(What to do): Return the data exactly, with all pictures removed.

* START Records shown *

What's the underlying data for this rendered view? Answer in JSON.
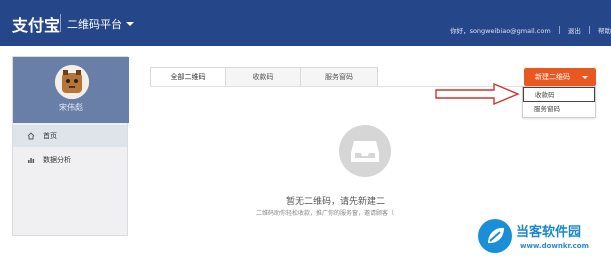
{
  "header": {
    "logo_text": "支付宝",
    "platform_name": "二维码平台",
    "greeting": "你好，songweibiao@gmail.com",
    "logout_label": "退出",
    "help_label": "帮助"
  },
  "sidebar": {
    "username": "宋伟彪",
    "items": [
      {
        "label": "首页",
        "icon": "home-icon",
        "active": true
      },
      {
        "label": "数据分析",
        "icon": "chart-icon",
        "active": false
      }
    ]
  },
  "main": {
    "tabs": [
      {
        "label": "全部二维码",
        "active": true
      },
      {
        "label": "收款码",
        "active": false
      },
      {
        "label": "服务窗码",
        "active": false
      }
    ],
    "new_button_label": "新建二维码",
    "dropdown_items": [
      {
        "label": "收款码",
        "highlighted": true
      },
      {
        "label": "服务窗码",
        "highlighted": false
      }
    ],
    "empty_title": "暂无二维码，请先新建二",
    "empty_desc": "二维码助你轻松收款，推广你的服务窗，邀请顾客（"
  },
  "watermark": {
    "title": "当客软件园",
    "url": "www.downkr.com"
  },
  "colors": {
    "header_bg": "#25478a",
    "accent_orange": "#ea5822",
    "sidebar_profile_bg": "#6a7fa8",
    "watermark_blue": "#1a8fd8",
    "annotation_red": "#d2322b"
  }
}
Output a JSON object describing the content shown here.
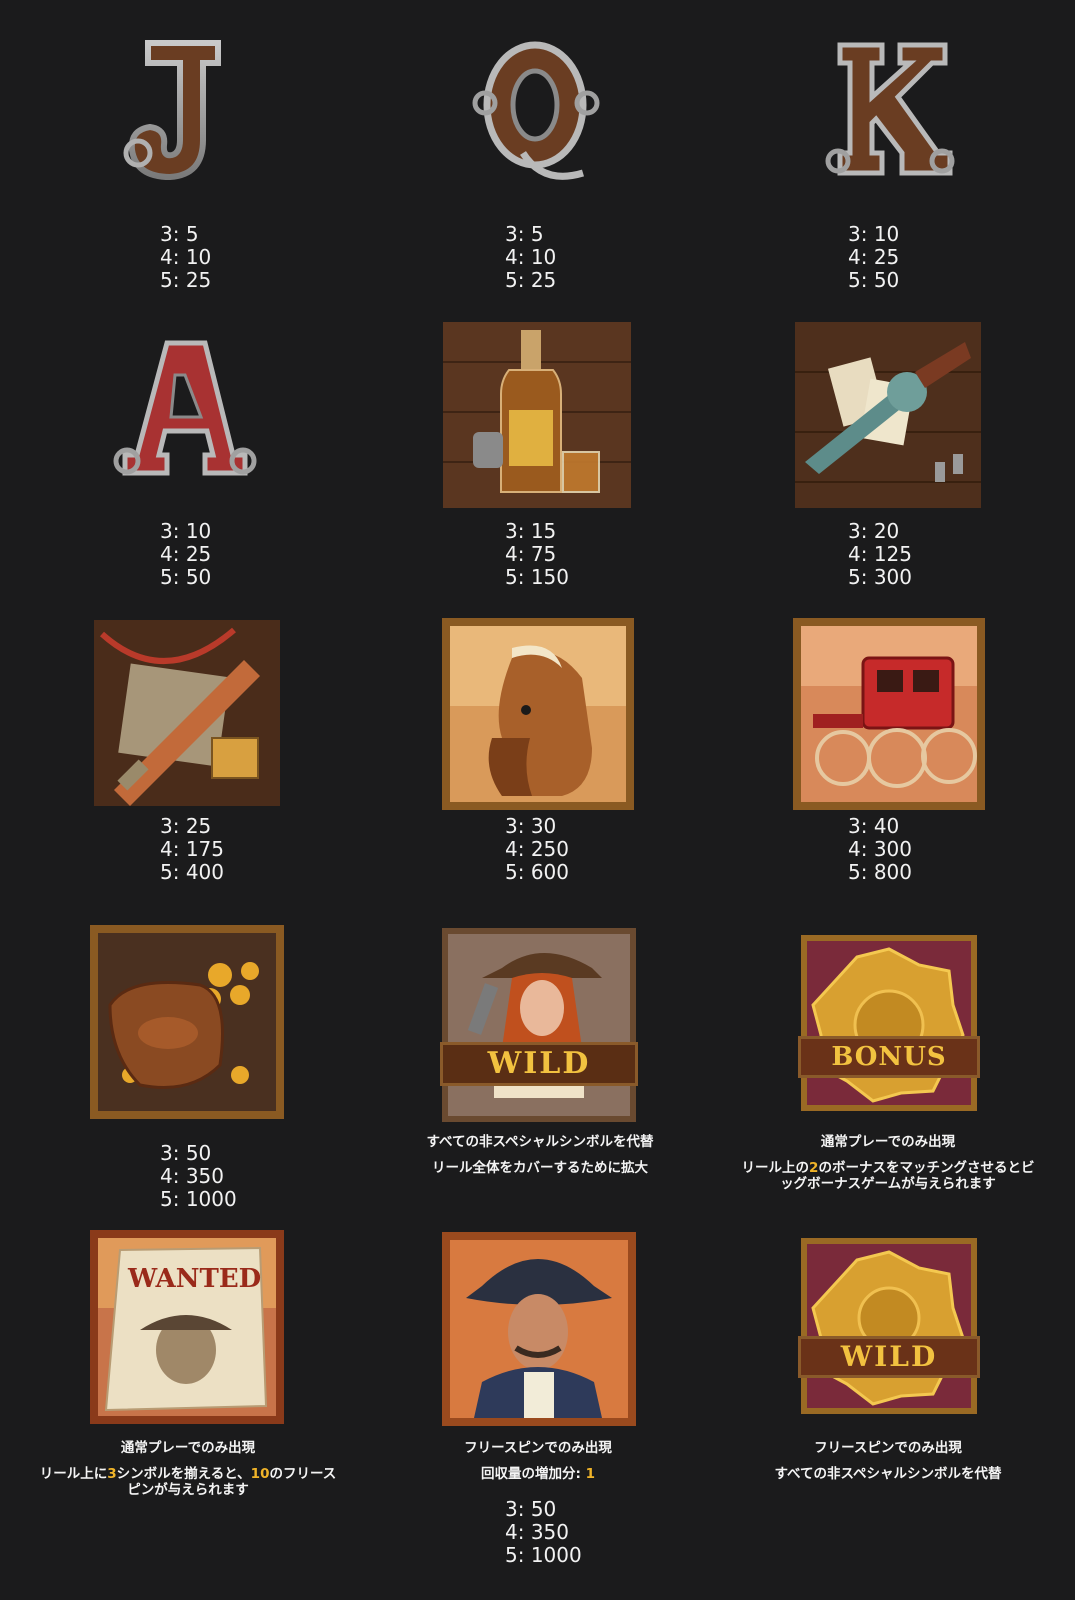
{
  "symbols": [
    {
      "name": "J",
      "payouts": [
        "3: 5",
        "4: 10",
        "5: 25"
      ]
    },
    {
      "name": "Q",
      "payouts": [
        "3: 5",
        "4: 10",
        "5: 25"
      ]
    },
    {
      "name": "K",
      "payouts": [
        "3: 10",
        "4: 25",
        "5: 50"
      ]
    },
    {
      "name": "A",
      "payouts": [
        "3: 10",
        "4: 25",
        "5: 50"
      ]
    },
    {
      "name": "whiskey",
      "payouts": [
        "3: 15",
        "4: 75",
        "5: 150"
      ]
    },
    {
      "name": "revolver",
      "payouts": [
        "3: 20",
        "4: 125",
        "5: 300"
      ]
    },
    {
      "name": "rifle",
      "payouts": [
        "3: 25",
        "4: 175",
        "5: 400"
      ]
    },
    {
      "name": "horse",
      "payouts": [
        "3: 30",
        "4: 250",
        "5: 600"
      ]
    },
    {
      "name": "stagecoach",
      "payouts": [
        "3: 40",
        "4: 300",
        "5: 800"
      ]
    },
    {
      "name": "gold-bag",
      "payouts": [
        "3: 50",
        "4: 350",
        "5: 1000"
      ]
    },
    {
      "name": "wild-woman",
      "label": "WILD",
      "desc": [
        "すべての非スペシャルシンボルを代替",
        "リール全体をカバーするために拡大"
      ]
    },
    {
      "name": "bonus",
      "label": "BONUS",
      "desc1": "通常プレーでのみ出現",
      "desc2_pre": "リール上の",
      "desc2_num": "2",
      "desc2_post": "のボーナスをマッチングさせるとビッグボーナスゲームが与えられます"
    },
    {
      "name": "wanted",
      "label": "WANTED",
      "desc1": "通常プレーでのみ出現",
      "desc2_pre": "リール上に",
      "desc2_num1": "3",
      "desc2_mid": "シンボルを揃えると、",
      "desc2_num2": "10",
      "desc2_post": "のフリースピンが与えられます"
    },
    {
      "name": "sheriff",
      "desc1": "フリースピンでのみ出現",
      "desc2_pre": "回収量の増加分: ",
      "desc2_num": "1",
      "payouts": [
        "3: 50",
        "4: 350",
        "5: 1000"
      ]
    },
    {
      "name": "badge-wild",
      "label": "WILD",
      "desc": [
        "フリースピンでのみ出現",
        "すべての非スペシャルシンボルを代替"
      ]
    }
  ],
  "colors": {
    "highlight": "#f0b429",
    "background": "#1b1b1c"
  }
}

* END Records shown *

(Task output):
What's the underlying data for this rendered view? Answer in JSON.
{
  "header": {
    "logo_text": "支付宝",
    "platform_name": "二维码平台",
    "greeting": "你好，songweibiao@gmail.com",
    "logout_label": "退出",
    "help_label": "帮助"
  },
  "sidebar": {
    "username": "宋伟彪",
    "items": [
      {
        "label": "首页",
        "icon": "home-icon",
        "active": true
      },
      {
        "label": "数据分析",
        "icon": "chart-icon",
        "active": false
      }
    ]
  },
  "main": {
    "tabs": [
      {
        "label": "全部二维码",
        "active": true
      },
      {
        "label": "收款码",
        "active": false
      },
      {
        "label": "服务窗码",
        "active": false
      }
    ],
    "new_button_label": "新建二维码",
    "dropdown_items": [
      {
        "label": "收款码",
        "highlighted": true
      },
      {
        "label": "服务窗码",
        "highlighted": false
      }
    ],
    "empty_title": "暂无二维码，请先新建二",
    "empty_desc": "二维码助你轻松收款，推广你的服务窗，邀请顾客（"
  },
  "watermark": {
    "title": "当客软件园",
    "url": "www.downkr.com"
  },
  "colors": {
    "header_bg": "#25478a",
    "accent_orange": "#ea5822",
    "sidebar_profile_bg": "#6a7fa8",
    "watermark_blue": "#1a8fd8",
    "annotation_red": "#d2322b"
  }
}
Output a JSON object describing the content shown here.
{
  "symbols": [
    {
      "name": "J",
      "payouts": [
        "3: 5",
        "4: 10",
        "5: 25"
      ]
    },
    {
      "name": "Q",
      "payouts": [
        "3: 5",
        "4: 10",
        "5: 25"
      ]
    },
    {
      "name": "K",
      "payouts": [
        "3: 10",
        "4: 25",
        "5: 50"
      ]
    },
    {
      "name": "A",
      "payouts": [
        "3: 10",
        "4: 25",
        "5: 50"
      ]
    },
    {
      "name": "whiskey",
      "payouts": [
        "3: 15",
        "4: 75",
        "5: 150"
      ]
    },
    {
      "name": "revolver",
      "payouts": [
        "3: 20",
        "4: 125",
        "5: 300"
      ]
    },
    {
      "name": "rifle",
      "payouts": [
        "3: 25",
        "4: 175",
        "5: 400"
      ]
    },
    {
      "name": "horse",
      "payouts": [
        "3: 30",
        "4: 250",
        "5: 600"
      ]
    },
    {
      "name": "stagecoach",
      "payouts": [
        "3: 40",
        "4: 300",
        "5: 800"
      ]
    },
    {
      "name": "gold-bag",
      "payouts": [
        "3: 50",
        "4: 350",
        "5: 1000"
      ]
    },
    {
      "name": "wild-woman",
      "label": "WILD",
      "desc": [
        "すべての非スペシャルシンボルを代替",
        "リール全体をカバーするために拡大"
      ]
    },
    {
      "name": "bonus",
      "label": "BONUS",
      "desc1": "通常プレーでのみ出現",
      "desc2_pre": "リール上の",
      "desc2_num": "2",
      "desc2_post": "のボーナスをマッチングさせるとビッグボーナスゲームが与えられます"
    },
    {
      "name": "wanted",
      "label": "WANTED",
      "desc1": "通常プレーでのみ出現",
      "desc2_pre": "リール上に",
      "desc2_num1": "3",
      "desc2_mid": "シンボルを揃えると、",
      "desc2_num2": "10",
      "desc2_post": "のフリースピンが与えられます"
    },
    {
      "name": "sheriff",
      "desc1": "フリースピンでのみ出現",
      "desc2_pre": "回収量の増加分: ",
      "desc2_num": "1",
      "payouts": [
        "3: 50",
        "4: 350",
        "5: 1000"
      ]
    },
    {
      "name": "badge-wild",
      "label": "WILD",
      "desc": [
        "フリースピンでのみ出現",
        "すべての非スペシャルシンボルを代替"
      ]
    }
  ],
  "colors": {
    "highlight": "#f0b429",
    "background": "#1b1b1c"
  }
}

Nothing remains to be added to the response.